▶ Collected data entries:
———
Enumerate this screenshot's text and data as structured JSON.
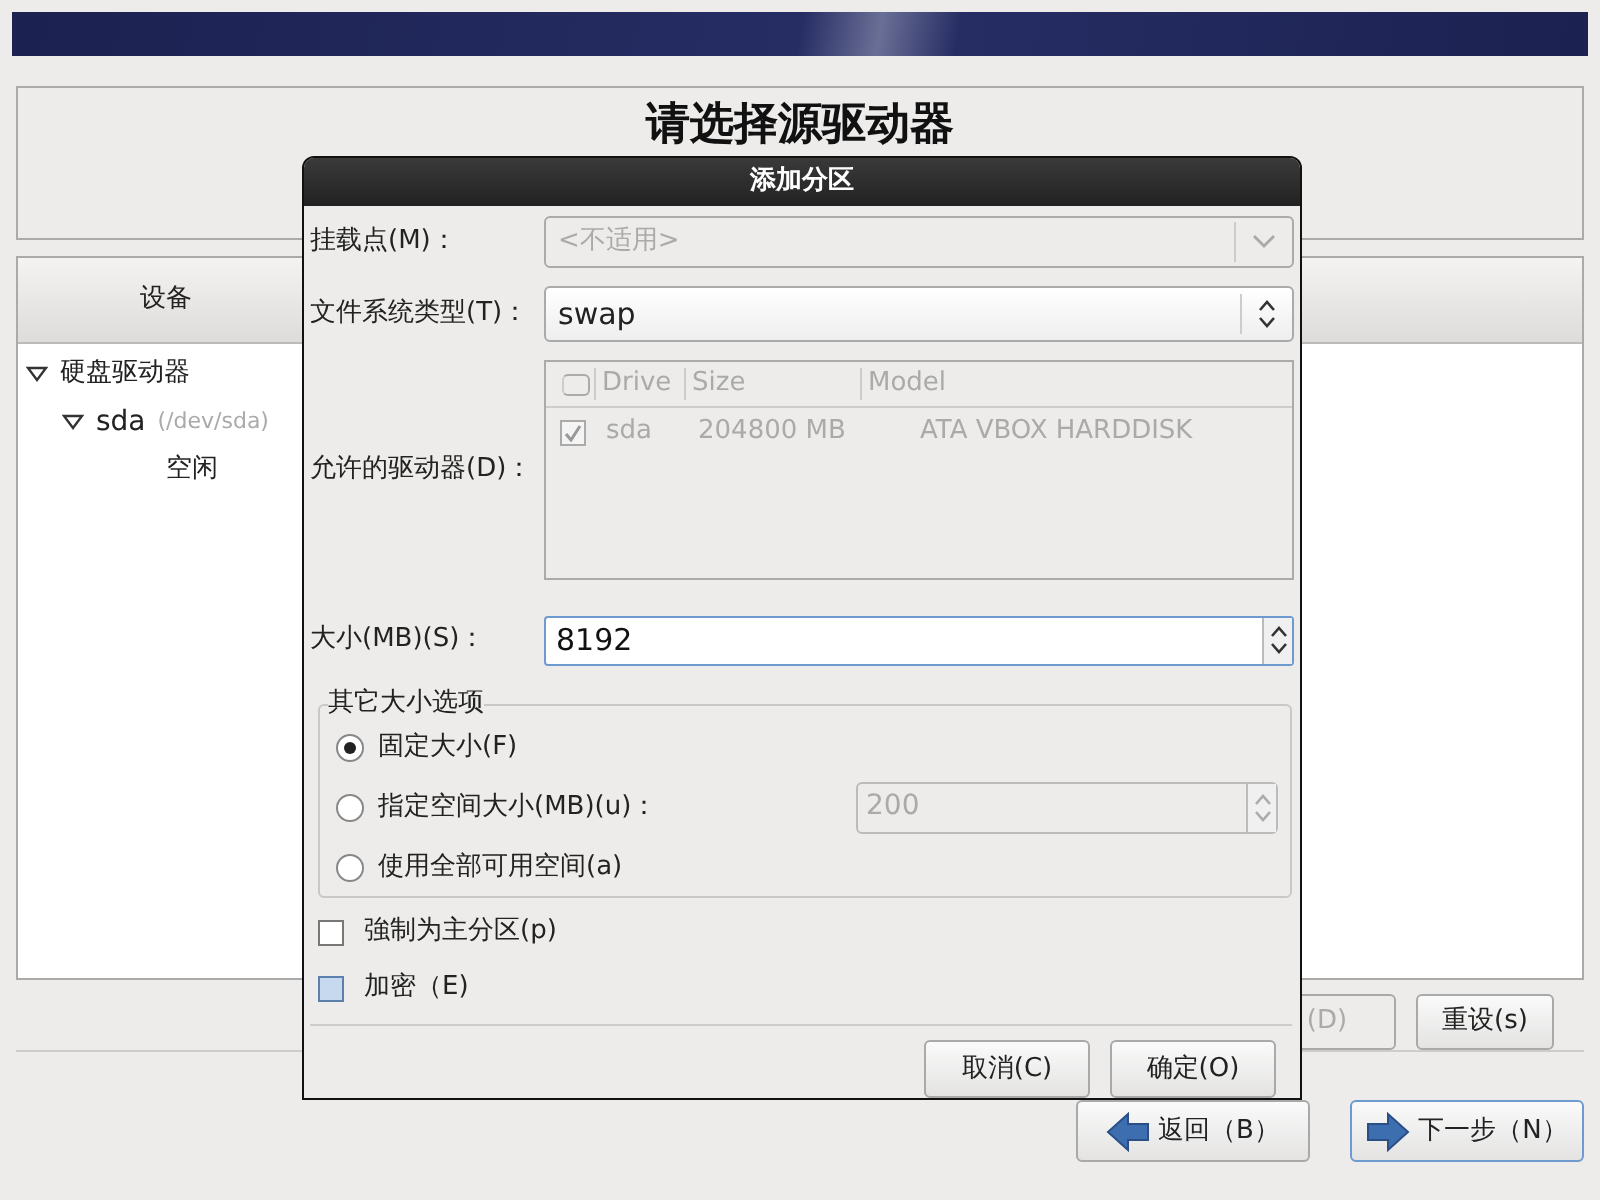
{
  "page": {
    "title": "请选择源驱动器",
    "device_panel": {
      "column": "设备",
      "tree": [
        {
          "label": "硬盘驱动器",
          "expanded": true,
          "children": [
            {
              "label": "sda",
              "detail": "(/dev/sda)",
              "expanded": true,
              "children": [
                {
                  "label": "空闲"
                }
              ]
            }
          ]
        }
      ]
    },
    "buttons": [
      {
        "label": "(D)",
        "disabled": true
      },
      {
        "label": "重设(s)",
        "disabled": false
      }
    ],
    "nav_buttons": [
      {
        "label": "返回（B）",
        "kind": "back",
        "focused": false
      },
      {
        "label": "下一步（N）",
        "kind": "next",
        "focused": true
      }
    ]
  },
  "dialog": {
    "title": "添加分区",
    "mount_point": {
      "label": "挂载点(M)：",
      "value": "<不适用>",
      "disabled": true
    },
    "fs_type": {
      "label": "文件系统类型(T)：",
      "value": "swap"
    },
    "drives": {
      "label": "允许的驱动器(D)：",
      "columns": [
        "Drive",
        "Size",
        "Model"
      ],
      "disabled": true,
      "rows": [
        {
          "checked": true,
          "drive": "sda",
          "size": "204800 MB",
          "model": "ATA VBOX HARDDISK"
        }
      ]
    },
    "size": {
      "label": "大小(MB)(S)：",
      "value": "8192"
    },
    "size_options": {
      "legend": "其它大小选项",
      "options": [
        {
          "label": "固定大小(F)",
          "selected": true
        },
        {
          "label": "指定空间大小(MB)(u)：",
          "selected": false,
          "spin_value": "200"
        },
        {
          "label": "使用全部可用空间(a)",
          "selected": false
        }
      ]
    },
    "checkboxes": [
      {
        "label": "強制为主分区(p)",
        "checked": false,
        "highlighted": false
      },
      {
        "label": "加密（E)",
        "checked": false,
        "highlighted": true
      }
    ],
    "buttons": [
      {
        "label": "取消(C)"
      },
      {
        "label": "确定(O)"
      }
    ]
  }
}
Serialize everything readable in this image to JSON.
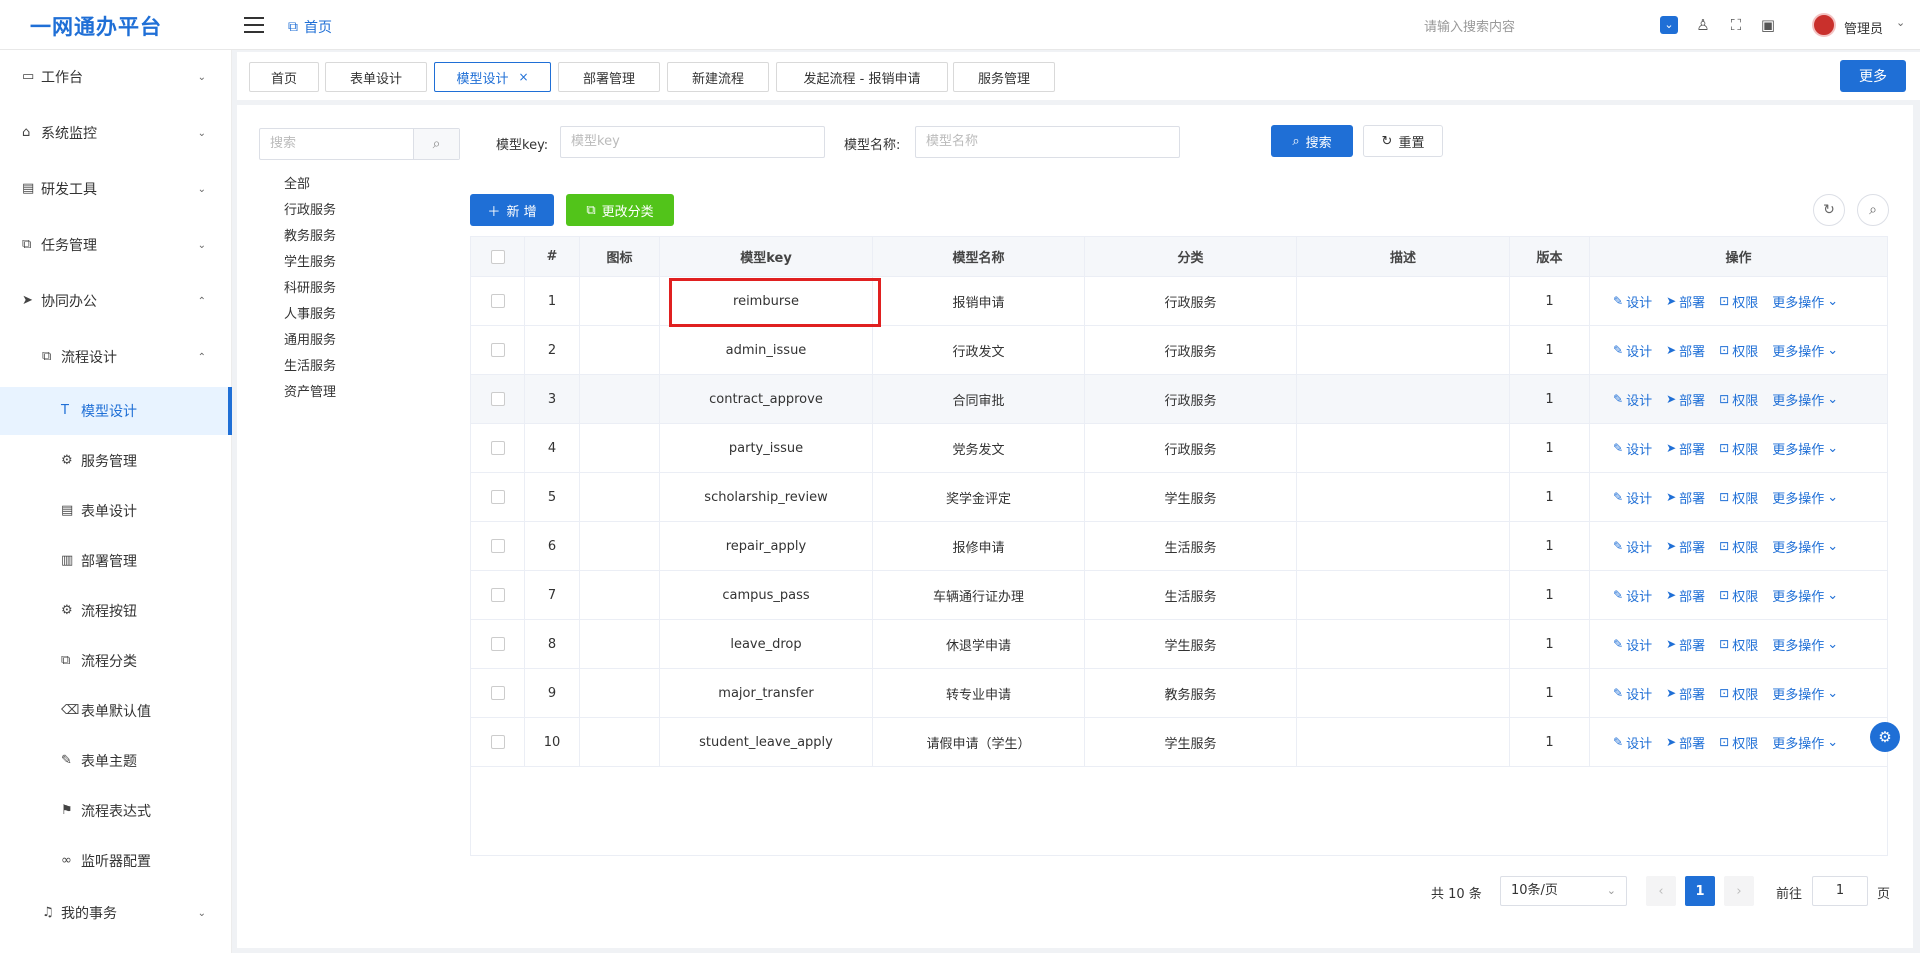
{
  "header": {
    "logo": "一网通办平台",
    "breadcrumb": "首页",
    "search_placeholder": "请输入搜索内容",
    "user": "管理员"
  },
  "sidebar": {
    "items": [
      {
        "label": "工作台",
        "icon": "monitor-icon",
        "caret": "⌄"
      },
      {
        "label": "系统监控",
        "icon": "bank-icon",
        "caret": "⌄"
      },
      {
        "label": "研发工具",
        "icon": "tool-icon",
        "caret": "⌄"
      },
      {
        "label": "任务管理",
        "icon": "task-icon",
        "caret": "⌄"
      },
      {
        "label": "协同办公",
        "icon": "send-icon",
        "caret": "⌃"
      },
      {
        "label": "流程设计",
        "icon": "flow-icon",
        "caret": "⌃"
      },
      {
        "label": "模型设计",
        "icon": "model-icon"
      },
      {
        "label": "服务管理",
        "icon": "gear-icon"
      },
      {
        "label": "表单设计",
        "icon": "form-icon"
      },
      {
        "label": "部署管理",
        "icon": "chart-icon"
      },
      {
        "label": "流程按钮",
        "icon": "gear-icon"
      },
      {
        "label": "流程分类",
        "icon": "flow-icon"
      },
      {
        "label": "表单默认值",
        "icon": "tag-icon"
      },
      {
        "label": "表单主题",
        "icon": "wrench-icon"
      },
      {
        "label": "流程表达式",
        "icon": "flag-icon"
      },
      {
        "label": "监听器配置",
        "icon": "link-icon"
      },
      {
        "label": "我的事务",
        "icon": "bell-icon",
        "caret": "⌄"
      }
    ]
  },
  "tabs": [
    {
      "label": "首页"
    },
    {
      "label": "表单设计"
    },
    {
      "label": "模型设计",
      "close": "×"
    },
    {
      "label": "部署管理"
    },
    {
      "label": "新建流程"
    },
    {
      "label": "发起流程 - 报销申请"
    },
    {
      "label": "服务管理"
    }
  ],
  "more_label": "更多",
  "tree": {
    "search_placeholder": "搜索",
    "nodes": [
      "全部",
      "行政服务",
      "教务服务",
      "学生服务",
      "科研服务",
      "人事服务",
      "通用服务",
      "生活服务",
      "资产管理"
    ]
  },
  "filters": {
    "key_label": "模型key:",
    "key_placeholder": "模型key",
    "name_label": "模型名称:",
    "name_placeholder": "模型名称",
    "search_label": "搜索",
    "reset_label": "重置"
  },
  "toolbar": {
    "add_label": "新 增",
    "category_label": "更改分类"
  },
  "table": {
    "columns": [
      "#",
      "图标",
      "模型key",
      "模型名称",
      "分类",
      "描述",
      "版本",
      "操作"
    ],
    "rows": [
      {
        "no": "1",
        "key": "reimburse",
        "name": "报销申请",
        "category": "行政服务",
        "desc": "",
        "version": "1"
      },
      {
        "no": "2",
        "key": "admin_issue",
        "name": "行政发文",
        "category": "行政服务",
        "desc": "",
        "version": "1"
      },
      {
        "no": "3",
        "key": "contract_approve",
        "name": "合同审批",
        "category": "行政服务",
        "desc": "",
        "version": "1"
      },
      {
        "no": "4",
        "key": "party_issue",
        "name": "党务发文",
        "category": "行政服务",
        "desc": "",
        "version": "1"
      },
      {
        "no": "5",
        "key": "scholarship_review",
        "name": "奖学金评定",
        "category": "学生服务",
        "desc": "",
        "version": "1"
      },
      {
        "no": "6",
        "key": "repair_apply",
        "name": "报修申请",
        "category": "生活服务",
        "desc": "",
        "version": "1"
      },
      {
        "no": "7",
        "key": "campus_pass",
        "name": "车辆通行证办理",
        "category": "生活服务",
        "desc": "",
        "version": "1"
      },
      {
        "no": "8",
        "key": "leave_drop",
        "name": "休退学申请",
        "category": "学生服务",
        "desc": "",
        "version": "1"
      },
      {
        "no": "9",
        "key": "major_transfer",
        "name": "转专业申请",
        "category": "教务服务",
        "desc": "",
        "version": "1"
      },
      {
        "no": "10",
        "key": "student_leave_apply",
        "name": "请假申请（学生）",
        "category": "学生服务",
        "desc": "",
        "version": "1"
      }
    ],
    "ops": {
      "design": "设计",
      "deploy": "部署",
      "perm": "权限",
      "more": "更多操作"
    }
  },
  "pagination": {
    "total": "共 10 条",
    "page_size": "10条/页",
    "current": "1",
    "goto_label": "前往",
    "goto_value": "1",
    "page_unit": "页"
  },
  "colors": {
    "primary": "#1f6fd6",
    "success": "#52c41a",
    "highlight": "#e02020"
  }
}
———
▶ Set task: Omit each picture, then return all of the listing exactly as it stands.

▶ Response to the exercise:
Enumerate this screenshot's text and data as structured JSON.
{
  "page": {
    "title": "请选择源驱动器",
    "device_panel": {
      "column": "设备",
      "tree": [
        {
          "label": "硬盘驱动器",
          "expanded": true,
          "children": [
            {
              "label": "sda",
              "detail": "(/dev/sda)",
              "expanded": true,
              "children": [
                {
                  "label": "空闲"
                }
              ]
            }
          ]
        }
      ]
    },
    "buttons": [
      {
        "label": "(D)",
        "disabled": true
      },
      {
        "label": "重设(s)",
        "disabled": false
      }
    ],
    "nav_buttons": [
      {
        "label": "返回（B）",
        "kind": "back",
        "focused": false
      },
      {
        "label": "下一步（N）",
        "kind": "next",
        "focused": true
      }
    ]
  },
  "dialog": {
    "title": "添加分区",
    "mount_point": {
      "label": "挂载点(M)：",
      "value": "<不适用>",
      "disabled": true
    },
    "fs_type": {
      "label": "文件系统类型(T)：",
      "value": "swap"
    },
    "drives": {
      "label": "允许的驱动器(D)：",
      "columns": [
        "Drive",
        "Size",
        "Model"
      ],
      "disabled": true,
      "rows": [
        {
          "checked": true,
          "drive": "sda",
          "size": "204800 MB",
          "model": "ATA VBOX HARDDISK"
        }
      ]
    },
    "size": {
      "label": "大小(MB)(S)：",
      "value": "8192"
    },
    "size_options": {
      "legend": "其它大小选项",
      "options": [
        {
          "label": "固定大小(F)",
          "selected": true
        },
        {
          "label": "指定空间大小(MB)(u)：",
          "selected": false,
          "spin_value": "200"
        },
        {
          "label": "使用全部可用空间(a)",
          "selected": false
        }
      ]
    },
    "checkboxes": [
      {
        "label": "強制为主分区(p)",
        "checked": false,
        "highlighted": false
      },
      {
        "label": "加密（E)",
        "checked": false,
        "highlighted": true
      }
    ],
    "buttons": [
      {
        "label": "取消(C)"
      },
      {
        "label": "确定(O)"
      }
    ]
  }
}
Serialize everything readable in this image to JSON.
{
  "header": {
    "logo": "一网通办平台",
    "breadcrumb": "首页",
    "search_placeholder": "请输入搜索内容",
    "user": "管理员"
  },
  "sidebar": {
    "items": [
      {
        "label": "工作台",
        "icon": "monitor-icon",
        "caret": "⌄"
      },
      {
        "label": "系统监控",
        "icon": "bank-icon",
        "caret": "⌄"
      },
      {
        "label": "研发工具",
        "icon": "tool-icon",
        "caret": "⌄"
      },
      {
        "label": "任务管理",
        "icon": "task-icon",
        "caret": "⌄"
      },
      {
        "label": "协同办公",
        "icon": "send-icon",
        "caret": "⌃"
      },
      {
        "label": "流程设计",
        "icon": "flow-icon",
        "caret": "⌃"
      },
      {
        "label": "模型设计",
        "icon": "model-icon"
      },
      {
        "label": "服务管理",
        "icon": "gear-icon"
      },
      {
        "label": "表单设计",
        "icon": "form-icon"
      },
      {
        "label": "部署管理",
        "icon": "chart-icon"
      },
      {
        "label": "流程按钮",
        "icon": "gear-icon"
      },
      {
        "label": "流程分类",
        "icon": "flow-icon"
      },
      {
        "label": "表单默认值",
        "icon": "tag-icon"
      },
      {
        "label": "表单主题",
        "icon": "wrench-icon"
      },
      {
        "label": "流程表达式",
        "icon": "flag-icon"
      },
      {
        "label": "监听器配置",
        "icon": "link-icon"
      },
      {
        "label": "我的事务",
        "icon": "bell-icon",
        "caret": "⌄"
      }
    ]
  },
  "tabs": [
    {
      "label": "首页"
    },
    {
      "label": "表单设计"
    },
    {
      "label": "模型设计",
      "close": "×"
    },
    {
      "label": "部署管理"
    },
    {
      "label": "新建流程"
    },
    {
      "label": "发起流程 - 报销申请"
    },
    {
      "label": "服务管理"
    }
  ],
  "more_label": "更多",
  "tree": {
    "search_placeholder": "搜索",
    "nodes": [
      "全部",
      "行政服务",
      "教务服务",
      "学生服务",
      "科研服务",
      "人事服务",
      "通用服务",
      "生活服务",
      "资产管理"
    ]
  },
  "filters": {
    "key_label": "模型key:",
    "key_placeholder": "模型key",
    "name_label": "模型名称:",
    "name_placeholder": "模型名称",
    "search_label": "搜索",
    "reset_label": "重置"
  },
  "toolbar": {
    "add_label": "新 增",
    "category_label": "更改分类"
  },
  "table": {
    "columns": [
      "#",
      "图标",
      "模型key",
      "模型名称",
      "分类",
      "描述",
      "版本",
      "操作"
    ],
    "rows": [
      {
        "no": "1",
        "key": "reimburse",
        "name": "报销申请",
        "category": "行政服务",
        "desc": "",
        "version": "1"
      },
      {
        "no": "2",
        "key": "admin_issue",
        "name": "行政发文",
        "category": "行政服务",
        "desc": "",
        "version": "1"
      },
      {
        "no": "3",
        "key": "contract_approve",
        "name": "合同审批",
        "category": "行政服务",
        "desc": "",
        "version": "1"
      },
      {
        "no": "4",
        "key": "party_issue",
        "name": "党务发文",
        "category": "行政服务",
        "desc": "",
        "version": "1"
      },
      {
        "no": "5",
        "key": "scholarship_review",
        "name": "奖学金评定",
        "category": "学生服务",
        "desc": "",
        "version": "1"
      },
      {
        "no": "6",
        "key": "repair_apply",
        "name": "报修申请",
        "category": "生活服务",
        "desc": "",
        "version": "1"
      },
      {
        "no": "7",
        "key": "campus_pass",
        "name": "车辆通行证办理",
        "category": "生活服务",
        "desc": "",
        "version": "1"
      },
      {
        "no": "8",
        "key": "leave_drop",
        "name": "休退学申请",
        "category": "学生服务",
        "desc": "",
        "version": "1"
      },
      {
        "no": "9",
        "key": "major_transfer",
        "name": "转专业申请",
        "category": "教务服务",
        "desc": "",
        "version": "1"
      },
      {
        "no": "10",
        "key": "student_leave_apply",
        "name": "请假申请（学生）",
        "category": "学生服务",
        "desc": "",
        "version": "1"
      }
    ],
    "ops": {
      "design": "设计",
      "deploy": "部署",
      "perm": "权限",
      "more": "更多操作"
    }
  },
  "pagination": {
    "total": "共 10 条",
    "page_size": "10条/页",
    "current": "1",
    "goto_label": "前往",
    "goto_value": "1",
    "page_unit": "页"
  },
  "colors": {
    "primary": "#1f6fd6",
    "success": "#52c41a",
    "highlight": "#e02020"
  }
}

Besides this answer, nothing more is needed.